====== DATA LINES ======
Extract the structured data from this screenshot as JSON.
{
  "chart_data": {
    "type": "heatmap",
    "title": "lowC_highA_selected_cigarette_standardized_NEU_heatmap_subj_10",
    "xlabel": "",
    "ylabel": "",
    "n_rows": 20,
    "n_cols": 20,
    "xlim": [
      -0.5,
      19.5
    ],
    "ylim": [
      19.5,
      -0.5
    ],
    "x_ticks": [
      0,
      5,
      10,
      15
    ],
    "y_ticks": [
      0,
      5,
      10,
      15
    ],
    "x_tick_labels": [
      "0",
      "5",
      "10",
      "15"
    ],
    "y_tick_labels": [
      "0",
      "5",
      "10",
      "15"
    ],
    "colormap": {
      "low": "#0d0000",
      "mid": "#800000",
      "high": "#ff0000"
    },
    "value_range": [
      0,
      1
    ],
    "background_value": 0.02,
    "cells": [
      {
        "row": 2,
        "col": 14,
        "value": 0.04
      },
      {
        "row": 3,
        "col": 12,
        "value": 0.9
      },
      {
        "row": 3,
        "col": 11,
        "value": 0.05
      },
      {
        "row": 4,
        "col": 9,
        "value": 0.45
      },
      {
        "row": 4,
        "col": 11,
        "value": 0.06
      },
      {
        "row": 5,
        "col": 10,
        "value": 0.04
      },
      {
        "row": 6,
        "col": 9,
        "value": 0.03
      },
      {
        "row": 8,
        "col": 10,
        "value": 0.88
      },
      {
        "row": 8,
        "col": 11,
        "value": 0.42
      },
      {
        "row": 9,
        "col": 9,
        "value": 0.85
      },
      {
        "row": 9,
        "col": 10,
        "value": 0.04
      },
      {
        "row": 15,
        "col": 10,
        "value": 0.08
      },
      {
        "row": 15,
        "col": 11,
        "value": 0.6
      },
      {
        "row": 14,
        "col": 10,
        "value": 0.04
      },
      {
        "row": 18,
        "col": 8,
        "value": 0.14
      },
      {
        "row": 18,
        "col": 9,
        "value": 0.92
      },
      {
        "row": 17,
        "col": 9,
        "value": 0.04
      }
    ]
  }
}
======
== WORK REQUIRED ==
Return all of the data precisely as it appears.

== PROBLEM SOLUTION ==
Extract the structured data from this screenshot as JSON.
{
  "chart_data": {
    "type": "heatmap",
    "title": "lowC_highA_selected_cigarette_standardized_NEU_heatmap_subj_10",
    "xlabel": "",
    "ylabel": "",
    "n_rows": 20,
    "n_cols": 20,
    "xlim": [
      -0.5,
      19.5
    ],
    "ylim": [
      19.5,
      -0.5
    ],
    "x_ticks": [
      0,
      5,
      10,
      15
    ],
    "y_ticks": [
      0,
      5,
      10,
      15
    ],
    "x_tick_labels": [
      "0",
      "5",
      "10",
      "15"
    ],
    "y_tick_labels": [
      "0",
      "5",
      "10",
      "15"
    ],
    "colormap": {
      "low": "#0d0000",
      "mid": "#800000",
      "high": "#ff0000"
    },
    "value_range": [
      0,
      1
    ],
    "background_value": 0.02,
    "cells": [
      {
        "row": 2,
        "col": 14,
        "value": 0.04
      },
      {
        "row": 3,
        "col": 12,
        "value": 0.9
      },
      {
        "row": 3,
        "col": 11,
        "value": 0.05
      },
      {
        "row": 4,
        "col": 9,
        "value": 0.45
      },
      {
        "row": 4,
        "col": 11,
        "value": 0.06
      },
      {
        "row": 5,
        "col": 10,
        "value": 0.04
      },
      {
        "row": 6,
        "col": 9,
        "value": 0.03
      },
      {
        "row": 8,
        "col": 10,
        "value": 0.88
      },
      {
        "row": 8,
        "col": 11,
        "value": 0.42
      },
      {
        "row": 9,
        "col": 9,
        "value": 0.85
      },
      {
        "row": 9,
        "col": 10,
        "value": 0.04
      },
      {
        "row": 15,
        "col": 10,
        "value": 0.08
      },
      {
        "row": 15,
        "col": 11,
        "value": 0.6
      },
      {
        "row": 14,
        "col": 10,
        "value": 0.04
      },
      {
        "row": 18,
        "col": 8,
        "value": 0.14
      },
      {
        "row": 18,
        "col": 9,
        "value": 0.92
      },
      {
        "row": 17,
        "col": 9,
        "value": 0.04
      }
    ]
  }
}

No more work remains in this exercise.